(Items from a dataset)
....
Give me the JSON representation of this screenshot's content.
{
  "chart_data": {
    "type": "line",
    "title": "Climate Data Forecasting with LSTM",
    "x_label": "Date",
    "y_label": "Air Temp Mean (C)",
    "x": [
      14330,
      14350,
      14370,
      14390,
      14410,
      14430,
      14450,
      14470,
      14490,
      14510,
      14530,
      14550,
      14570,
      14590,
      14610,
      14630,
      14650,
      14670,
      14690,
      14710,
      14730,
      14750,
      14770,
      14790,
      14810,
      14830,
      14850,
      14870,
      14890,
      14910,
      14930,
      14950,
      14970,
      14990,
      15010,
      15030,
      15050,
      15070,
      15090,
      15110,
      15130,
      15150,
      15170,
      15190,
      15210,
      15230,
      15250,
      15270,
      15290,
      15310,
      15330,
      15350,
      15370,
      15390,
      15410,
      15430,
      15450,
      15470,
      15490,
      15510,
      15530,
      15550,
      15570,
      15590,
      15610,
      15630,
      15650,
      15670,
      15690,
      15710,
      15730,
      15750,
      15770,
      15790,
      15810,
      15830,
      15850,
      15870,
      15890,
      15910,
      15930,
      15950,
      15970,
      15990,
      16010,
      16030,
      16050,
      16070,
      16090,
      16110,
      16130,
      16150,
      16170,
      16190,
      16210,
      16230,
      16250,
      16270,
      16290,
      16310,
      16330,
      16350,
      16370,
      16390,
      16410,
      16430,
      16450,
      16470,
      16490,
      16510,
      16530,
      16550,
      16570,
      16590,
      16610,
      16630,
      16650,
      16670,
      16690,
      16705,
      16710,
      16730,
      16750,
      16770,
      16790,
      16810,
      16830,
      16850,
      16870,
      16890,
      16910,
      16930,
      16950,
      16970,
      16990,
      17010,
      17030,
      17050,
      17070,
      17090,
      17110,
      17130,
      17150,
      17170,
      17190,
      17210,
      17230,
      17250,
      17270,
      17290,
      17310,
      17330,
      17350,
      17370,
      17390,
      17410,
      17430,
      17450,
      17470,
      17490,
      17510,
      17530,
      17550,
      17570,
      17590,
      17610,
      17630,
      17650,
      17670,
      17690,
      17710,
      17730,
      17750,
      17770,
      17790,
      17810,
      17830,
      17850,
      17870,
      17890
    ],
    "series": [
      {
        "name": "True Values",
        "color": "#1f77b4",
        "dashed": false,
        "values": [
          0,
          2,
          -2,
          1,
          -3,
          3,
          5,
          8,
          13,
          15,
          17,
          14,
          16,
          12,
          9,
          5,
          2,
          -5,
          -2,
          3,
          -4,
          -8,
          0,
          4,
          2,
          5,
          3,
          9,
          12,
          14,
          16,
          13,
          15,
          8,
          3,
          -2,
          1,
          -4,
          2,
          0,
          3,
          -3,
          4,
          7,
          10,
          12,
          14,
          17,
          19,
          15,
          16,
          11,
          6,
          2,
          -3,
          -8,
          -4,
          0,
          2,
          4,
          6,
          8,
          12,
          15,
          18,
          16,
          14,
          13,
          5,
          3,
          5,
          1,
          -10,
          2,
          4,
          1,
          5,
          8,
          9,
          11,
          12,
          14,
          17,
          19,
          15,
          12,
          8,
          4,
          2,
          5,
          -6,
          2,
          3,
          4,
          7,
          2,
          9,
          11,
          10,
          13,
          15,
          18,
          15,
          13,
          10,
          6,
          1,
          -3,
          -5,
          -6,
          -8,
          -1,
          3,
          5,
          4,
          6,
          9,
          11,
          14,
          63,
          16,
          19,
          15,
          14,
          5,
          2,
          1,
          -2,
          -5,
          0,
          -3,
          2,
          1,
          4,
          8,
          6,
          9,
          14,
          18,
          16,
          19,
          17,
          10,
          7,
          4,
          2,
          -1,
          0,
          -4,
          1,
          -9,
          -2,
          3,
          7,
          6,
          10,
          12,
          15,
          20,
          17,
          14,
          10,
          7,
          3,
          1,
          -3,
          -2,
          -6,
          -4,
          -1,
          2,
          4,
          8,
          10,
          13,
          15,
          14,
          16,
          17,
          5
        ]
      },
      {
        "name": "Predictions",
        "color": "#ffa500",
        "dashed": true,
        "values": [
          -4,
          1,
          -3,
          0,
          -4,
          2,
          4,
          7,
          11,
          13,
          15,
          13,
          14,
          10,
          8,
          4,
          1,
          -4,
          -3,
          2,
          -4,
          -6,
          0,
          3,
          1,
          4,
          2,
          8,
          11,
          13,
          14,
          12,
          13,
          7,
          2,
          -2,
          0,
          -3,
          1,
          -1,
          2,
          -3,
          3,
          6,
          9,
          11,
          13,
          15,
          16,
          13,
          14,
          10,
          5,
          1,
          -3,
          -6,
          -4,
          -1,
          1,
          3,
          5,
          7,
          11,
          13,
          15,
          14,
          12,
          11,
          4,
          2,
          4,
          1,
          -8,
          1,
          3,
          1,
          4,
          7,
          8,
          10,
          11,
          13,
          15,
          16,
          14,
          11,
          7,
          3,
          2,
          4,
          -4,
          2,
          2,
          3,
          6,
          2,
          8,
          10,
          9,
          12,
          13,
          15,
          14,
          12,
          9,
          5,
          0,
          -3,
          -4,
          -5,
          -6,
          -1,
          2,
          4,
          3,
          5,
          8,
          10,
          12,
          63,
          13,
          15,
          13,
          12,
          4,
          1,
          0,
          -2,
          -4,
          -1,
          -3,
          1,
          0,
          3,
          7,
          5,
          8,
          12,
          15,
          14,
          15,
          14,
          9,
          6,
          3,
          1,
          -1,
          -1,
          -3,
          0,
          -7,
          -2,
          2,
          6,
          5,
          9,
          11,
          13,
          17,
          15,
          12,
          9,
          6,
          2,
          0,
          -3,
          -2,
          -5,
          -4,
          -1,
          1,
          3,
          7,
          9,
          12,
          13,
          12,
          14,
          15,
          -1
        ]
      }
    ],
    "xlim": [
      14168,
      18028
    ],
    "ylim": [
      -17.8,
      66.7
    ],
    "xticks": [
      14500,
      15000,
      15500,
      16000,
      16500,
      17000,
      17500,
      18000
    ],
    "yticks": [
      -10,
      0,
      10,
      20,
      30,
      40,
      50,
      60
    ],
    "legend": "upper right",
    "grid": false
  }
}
....
Work required>
Copy every line of the material, please, keeping it exactly the same.

Response to the task>
Give me the JSON representation of this screenshot's content.
{
  "chart_data": {
    "type": "line",
    "title": "Climate Data Forecasting with LSTM",
    "x_label": "Date",
    "y_label": "Air Temp Mean (C)",
    "x": [
      14330,
      14350,
      14370,
      14390,
      14410,
      14430,
      14450,
      14470,
      14490,
      14510,
      14530,
      14550,
      14570,
      14590,
      14610,
      14630,
      14650,
      14670,
      14690,
      14710,
      14730,
      14750,
      14770,
      14790,
      14810,
      14830,
      14850,
      14870,
      14890,
      14910,
      14930,
      14950,
      14970,
      14990,
      15010,
      15030,
      15050,
      15070,
      15090,
      15110,
      15130,
      15150,
      15170,
      15190,
      15210,
      15230,
      15250,
      15270,
      15290,
      15310,
      15330,
      15350,
      15370,
      15390,
      15410,
      15430,
      15450,
      15470,
      15490,
      15510,
      15530,
      15550,
      15570,
      15590,
      15610,
      15630,
      15650,
      15670,
      15690,
      15710,
      15730,
      15750,
      15770,
      15790,
      15810,
      15830,
      15850,
      15870,
      15890,
      15910,
      15930,
      15950,
      15970,
      15990,
      16010,
      16030,
      16050,
      16070,
      16090,
      16110,
      16130,
      16150,
      16170,
      16190,
      16210,
      16230,
      16250,
      16270,
      16290,
      16310,
      16330,
      16350,
      16370,
      16390,
      16410,
      16430,
      16450,
      16470,
      16490,
      16510,
      16530,
      16550,
      16570,
      16590,
      16610,
      16630,
      16650,
      16670,
      16690,
      16705,
      16710,
      16730,
      16750,
      16770,
      16790,
      16810,
      16830,
      16850,
      16870,
      16890,
      16910,
      16930,
      16950,
      16970,
      16990,
      17010,
      17030,
      17050,
      17070,
      17090,
      17110,
      17130,
      17150,
      17170,
      17190,
      17210,
      17230,
      17250,
      17270,
      17290,
      17310,
      17330,
      17350,
      17370,
      17390,
      17410,
      17430,
      17450,
      17470,
      17490,
      17510,
      17530,
      17550,
      17570,
      17590,
      17610,
      17630,
      17650,
      17670,
      17690,
      17710,
      17730,
      17750,
      17770,
      17790,
      17810,
      17830,
      17850,
      17870,
      17890
    ],
    "series": [
      {
        "name": "True Values",
        "color": "#1f77b4",
        "dashed": false,
        "values": [
          0,
          2,
          -2,
          1,
          -3,
          3,
          5,
          8,
          13,
          15,
          17,
          14,
          16,
          12,
          9,
          5,
          2,
          -5,
          -2,
          3,
          -4,
          -8,
          0,
          4,
          2,
          5,
          3,
          9,
          12,
          14,
          16,
          13,
          15,
          8,
          3,
          -2,
          1,
          -4,
          2,
          0,
          3,
          -3,
          4,
          7,
          10,
          12,
          14,
          17,
          19,
          15,
          16,
          11,
          6,
          2,
          -3,
          -8,
          -4,
          0,
          2,
          4,
          6,
          8,
          12,
          15,
          18,
          16,
          14,
          13,
          5,
          3,
          5,
          1,
          -10,
          2,
          4,
          1,
          5,
          8,
          9,
          11,
          12,
          14,
          17,
          19,
          15,
          12,
          8,
          4,
          2,
          5,
          -6,
          2,
          3,
          4,
          7,
          2,
          9,
          11,
          10,
          13,
          15,
          18,
          15,
          13,
          10,
          6,
          1,
          -3,
          -5,
          -6,
          -8,
          -1,
          3,
          5,
          4,
          6,
          9,
          11,
          14,
          63,
          16,
          19,
          15,
          14,
          5,
          2,
          1,
          -2,
          -5,
          0,
          -3,
          2,
          1,
          4,
          8,
          6,
          9,
          14,
          18,
          16,
          19,
          17,
          10,
          7,
          4,
          2,
          -1,
          0,
          -4,
          1,
          -9,
          -2,
          3,
          7,
          6,
          10,
          12,
          15,
          20,
          17,
          14,
          10,
          7,
          3,
          1,
          -3,
          -2,
          -6,
          -4,
          -1,
          2,
          4,
          8,
          10,
          13,
          15,
          14,
          16,
          17,
          5
        ]
      },
      {
        "name": "Predictions",
        "color": "#ffa500",
        "dashed": true,
        "values": [
          -4,
          1,
          -3,
          0,
          -4,
          2,
          4,
          7,
          11,
          13,
          15,
          13,
          14,
          10,
          8,
          4,
          1,
          -4,
          -3,
          2,
          -4,
          -6,
          0,
          3,
          1,
          4,
          2,
          8,
          11,
          13,
          14,
          12,
          13,
          7,
          2,
          -2,
          0,
          -3,
          1,
          -1,
          2,
          -3,
          3,
          6,
          9,
          11,
          13,
          15,
          16,
          13,
          14,
          10,
          5,
          1,
          -3,
          -6,
          -4,
          -1,
          1,
          3,
          5,
          7,
          11,
          13,
          15,
          14,
          12,
          11,
          4,
          2,
          4,
          1,
          -8,
          1,
          3,
          1,
          4,
          7,
          8,
          10,
          11,
          13,
          15,
          16,
          14,
          11,
          7,
          3,
          2,
          4,
          -4,
          2,
          2,
          3,
          6,
          2,
          8,
          10,
          9,
          12,
          13,
          15,
          14,
          12,
          9,
          5,
          0,
          -3,
          -4,
          -5,
          -6,
          -1,
          2,
          4,
          3,
          5,
          8,
          10,
          12,
          63,
          13,
          15,
          13,
          12,
          4,
          1,
          0,
          -2,
          -4,
          -1,
          -3,
          1,
          0,
          3,
          7,
          5,
          8,
          12,
          15,
          14,
          15,
          14,
          9,
          6,
          3,
          1,
          -1,
          -1,
          -3,
          0,
          -7,
          -2,
          2,
          6,
          5,
          9,
          11,
          13,
          17,
          15,
          12,
          9,
          6,
          2,
          0,
          -3,
          -2,
          -5,
          -4,
          -1,
          1,
          3,
          7,
          9,
          12,
          13,
          12,
          14,
          15,
          -1
        ]
      }
    ],
    "xlim": [
      14168,
      18028
    ],
    "ylim": [
      -17.8,
      66.7
    ],
    "xticks": [
      14500,
      15000,
      15500,
      16000,
      16500,
      17000,
      17500,
      18000
    ],
    "yticks": [
      -10,
      0,
      10,
      20,
      30,
      40,
      50,
      60
    ],
    "legend": "upper right",
    "grid": false
  }
}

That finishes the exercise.